PROBLEM DETAILS:
Pictures stay out of the copy; restate everything else in the material exactly.

[Begin]

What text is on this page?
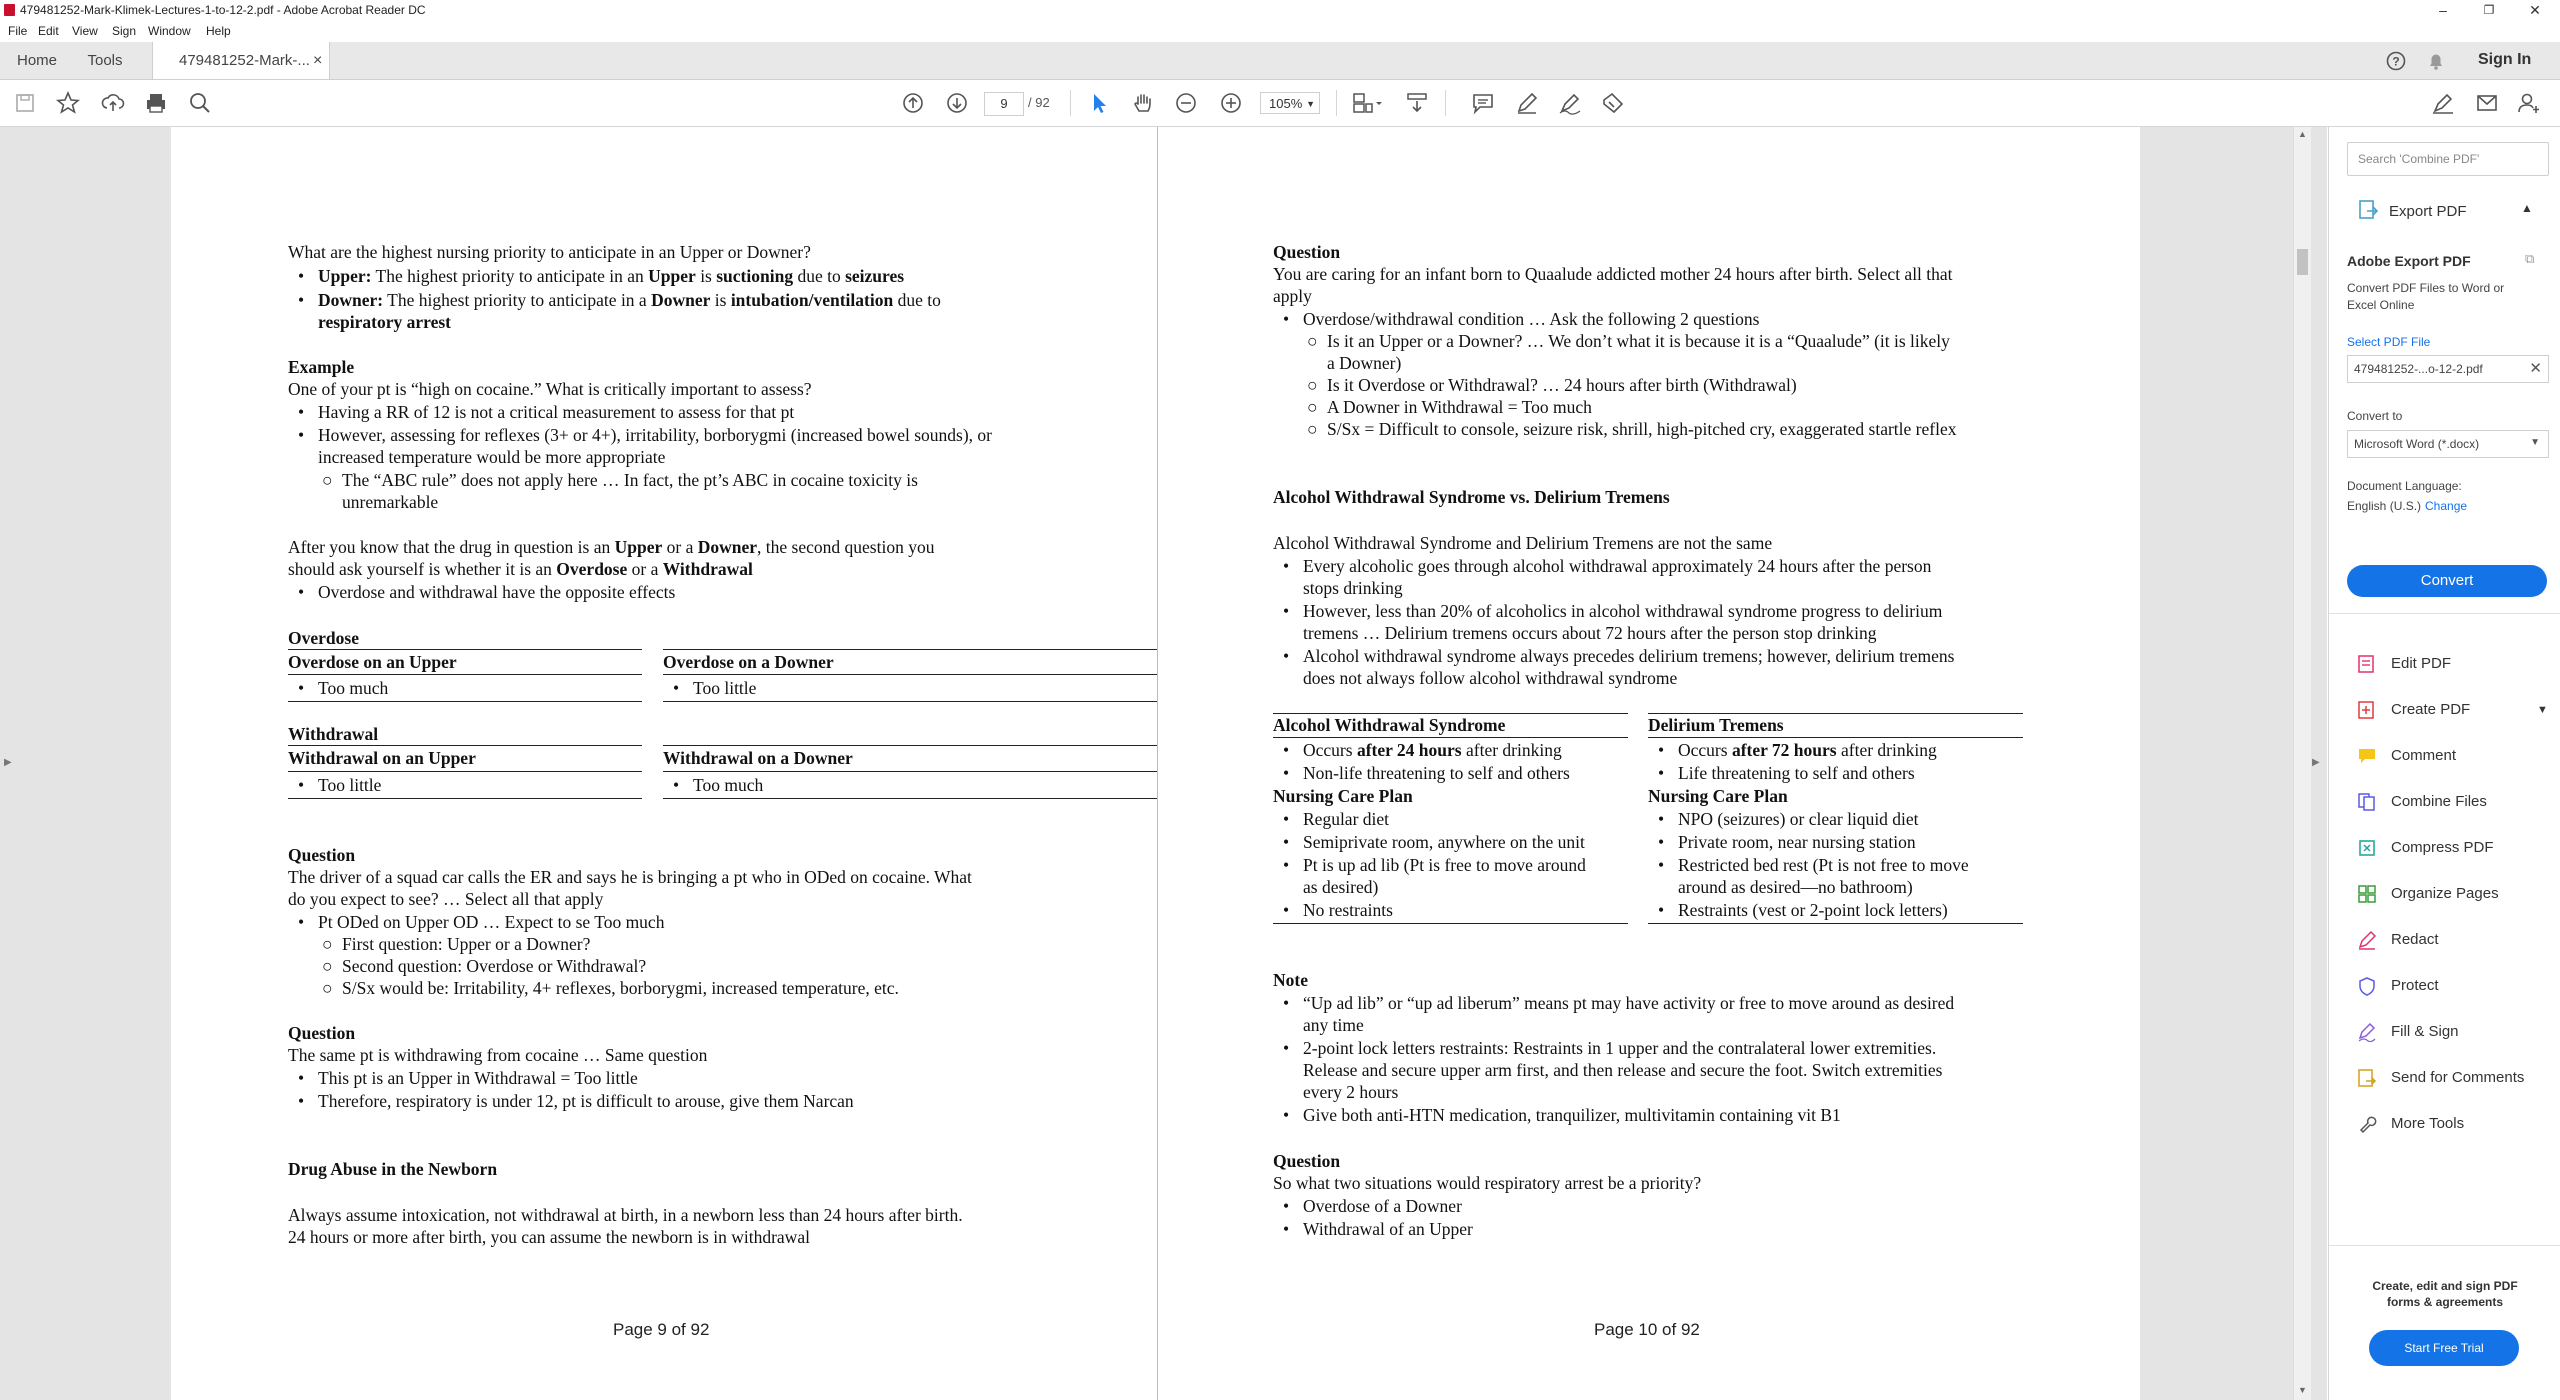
479481252-Mark-Klimek-Lectures-1-to-12-2.pdf - Adobe Acrobat Reader DC	–	❐	✕
File Edit View Sign Window Help
Home	Tools	479481252-Mark-... ×	?	Sign In
9	/ 92	105% ▼
▶
What are the highest nursing priority to anticipate in an Upper or Downer?
• Upper: The highest priority to anticipate in an Upper is suctioning due to seizures
• Downer: The highest priority to anticipate in a Downer is intubation/ventilation due to
respiratory arrest
Example
One of your pt is “high on cocaine.” What is critically important to assess?
• Having a RR of 12 is not a critical measurement to assess for that pt
• However, assessing for reflexes (3+ or 4+), irritability, borborygmi (increased bowel sounds), or
increased temperature would be more appropriate
○ The “ABC rule” does not apply here … In fact, the pt’s ABC in cocaine toxicity is
unremarkable
After you know that the drug in question is an Upper or a Downer, the second question you
should ask yourself is whether it is an Overdose or a Withdrawal
• Overdose and withdrawal have the opposite effects
Overdose
Overdose on an Upper	Overdose on a Downer
• Too much	• Too little
Withdrawal
Withdrawal on an Upper	Withdrawal on a Downer
• Too little	• Too much
Question
The driver of a squad car calls the ER and says he is bringing a pt who in ODed on cocaine. What
do you expect to see? … Select all that apply
• Pt ODed on Upper OD … Expect to se Too much
○ First question: Upper or a Downer?
○ Second question: Overdose or Withdrawal?
○ S/Sx would be: Irritability, 4+ reflexes, borborygmi, increased temperature, etc.
Question
The same pt is withdrawing from cocaine … Same question
• This pt is an Upper in Withdrawal = Too little
• Therefore, respiratory is under 12, pt is difficult to arouse, give them Narcan
Drug Abuse in the Newborn
Always assume intoxication, not withdrawal at birth, in a newborn less than 24 hours after birth.
24 hours or more after birth, you can assume the newborn is in withdrawal
Page 9 of 92
Question
You are caring for an infant born to Quaalude addicted mother 24 hours after birth. Select all that
apply
• Overdose/withdrawal condition … Ask the following 2 questions
○ Is it an Upper or a Downer? … We don’t what it is because it is a “Quaalude” (it is likely
a Downer)
○ Is it Overdose or Withdrawal? … 24 hours after birth (Withdrawal)
○ A Downer in Withdrawal = Too much
○ S/Sx = Difficult to console, seizure risk, shrill, high-pitched cry, exaggerated startle reflex
Alcohol Withdrawal Syndrome vs. Delirium Tremens
Alcohol Withdrawal Syndrome and Delirium Tremens are not the same
• Every alcoholic goes through alcohol withdrawal approximately 24 hours after the person
stops drinking
• However, less than 20% of alcoholics in alcohol withdrawal syndrome progress to delirium
tremens … Delirium tremens occurs about 72 hours after the person stop drinking
• Alcohol withdrawal syndrome always precedes delirium tremens; however, delirium tremens
does not always follow alcohol withdrawal syndrome
Alcohol Withdrawal Syndrome	Delirium Tremens
• Occurs after 24 hours after drinking	• Occurs after 72 hours after drinking
• Non-life threatening to self and others	• Life threatening to self and others
Nursing Care Plan	Nursing Care Plan
• Regular diet	• NPO (seizures) or clear liquid diet
• Semiprivate room, anywhere on the unit	• Private room, near nursing station
• Pt is up ad lib (Pt is free to move around	• Restricted bed rest (Pt is not free to move
as desired)	around as desired—no bathroom)
• No restraints	• Restraints (vest or 2-point lock letters)
Note
• “Up ad lib” or “up ad liberum” means pt may have activity or free to move around as desired
any time
• 2-point lock letters restraints: Restraints in 1 upper and the contralateral lower extremities.
Release and secure upper arm first, and then release and secure the foot. Switch extremities
every 2 hours
• Give both anti-HTN medication, tranquilizer, multivitamin containing vit B1
Question
So what two situations would respiratory arrest be a priority?
• Overdose of a Downer
• Withdrawal of an Upper
Page 10 of 92
▶
▲
▼
Search 'Combine PDF'
Export PDF	▲
Adobe Export PDF	⧉
Convert PDF Files to Word or
Excel Online
Select PDF File
479481252-...o-12-2.pdf	✕
Convert to
Microsoft Word (*.docx)	▼
Document Language:
English (U.S.) Change
Convert
Edit PDF
Create PDF	▼
Comment
Combine Files
Compress PDF
Organize Pages
Redact
Protect
Fill & Sign
Send for Comments
More Tools
Create, edit and sign PDF
forms & agreements
Start Free Trial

[End]

TASK RESULT:
What text is on this page?
479481252-Mark-Klimek-Lectures-1-to-12-2.pdf - Adobe Acrobat Reader DC	–	❐	✕
File Edit View Sign Window Help
Home	Tools	479481252-Mark-... ×	?	Sign In
9	/ 92	105% ▼
▶
What are the highest nursing priority to anticipate in an Upper or Downer?
• Upper: The highest priority to anticipate in an Upper is suctioning due to seizures
• Downer: The highest priority to anticipate in a Downer is intubation/ventilation due to
respiratory arrest
Example
One of your pt is “high on cocaine.” What is critically important to assess?
• Having a RR of 12 is not a critical measurement to assess for that pt
• However, assessing for reflexes (3+ or 4+), irritability, borborygmi (increased bowel sounds), or
increased temperature would be more appropriate
○ The “ABC rule” does not apply here … In fact, the pt’s ABC in cocaine toxicity is
unremarkable
After you know that the drug in question is an Upper or a Downer, the second question you
should ask yourself is whether it is an Overdose or a Withdrawal
• Overdose and withdrawal have the opposite effects
Overdose
Overdose on an Upper	Overdose on a Downer
• Too much	• Too little
Withdrawal
Withdrawal on an Upper	Withdrawal on a Downer
• Too little	• Too much
Question
The driver of a squad car calls the ER and says he is bringing a pt who in ODed on cocaine. What
do you expect to see? … Select all that apply
• Pt ODed on Upper OD … Expect to se Too much
○ First question: Upper or a Downer?
○ Second question: Overdose or Withdrawal?
○ S/Sx would be: Irritability, 4+ reflexes, borborygmi, increased temperature, etc.
Question
The same pt is withdrawing from cocaine … Same question
• This pt is an Upper in Withdrawal = Too little
• Therefore, respiratory is under 12, pt is difficult to arouse, give them Narcan
Drug Abuse in the Newborn
Always assume intoxication, not withdrawal at birth, in a newborn less than 24 hours after birth.
24 hours or more after birth, you can assume the newborn is in withdrawal
Page 9 of 92
Question
You are caring for an infant born to Quaalude addicted mother 24 hours after birth. Select all that
apply
• Overdose/withdrawal condition … Ask the following 2 questions
○ Is it an Upper or a Downer? … We don’t what it is because it is a “Quaalude” (it is likely
a Downer)
○ Is it Overdose or Withdrawal? … 24 hours after birth (Withdrawal)
○ A Downer in Withdrawal = Too much
○ S/Sx = Difficult to console, seizure risk, shrill, high-pitched cry, exaggerated startle reflex
Alcohol Withdrawal Syndrome vs. Delirium Tremens
Alcohol Withdrawal Syndrome and Delirium Tremens are not the same
• Every alcoholic goes through alcohol withdrawal approximately 24 hours after the person
stops drinking
• However, less than 20% of alcoholics in alcohol withdrawal syndrome progress to delirium
tremens … Delirium tremens occurs about 72 hours after the person stop drinking
• Alcohol withdrawal syndrome always precedes delirium tremens; however, delirium tremens
does not always follow alcohol withdrawal syndrome
Alcohol Withdrawal Syndrome	Delirium Tremens
• Occurs after 24 hours after drinking	• Occurs after 72 hours after drinking
• Non-life threatening to self and others	• Life threatening to self and others
Nursing Care Plan	Nursing Care Plan
• Regular diet	• NPO (seizures) or clear liquid diet
• Semiprivate room, anywhere on the unit	• Private room, near nursing station
• Pt is up ad lib (Pt is free to move around	• Restricted bed rest (Pt is not free to move
as desired)	around as desired—no bathroom)
• No restraints	• Restraints (vest or 2-point lock letters)
Note
• “Up ad lib” or “up ad liberum” means pt may have activity or free to move around as desired
any time
• 2-point lock letters restraints: Restraints in 1 upper and the contralateral lower extremities.
Release and secure upper arm first, and then release and secure the foot. Switch extremities
every 2 hours
• Give both anti-HTN medication, tranquilizer, multivitamin containing vit B1
Question
So what two situations would respiratory arrest be a priority?
• Overdose of a Downer
• Withdrawal of an Upper
Page 10 of 92
▶
▲
▼
Search 'Combine PDF'
Export PDF	▲
Adobe Export PDF	⧉
Convert PDF Files to Word or
Excel Online
Select PDF File
479481252-...o-12-2.pdf	✕
Convert to
Microsoft Word (*.docx)	▼
Document Language:
English (U.S.) Change
Convert
Edit PDF
Create PDF	▼
Comment
Combine Files
Compress PDF
Organize Pages
Redact
Protect
Fill & Sign
Send for Comments
More Tools
Create, edit and sign PDF
forms & agreements
Start Free Trial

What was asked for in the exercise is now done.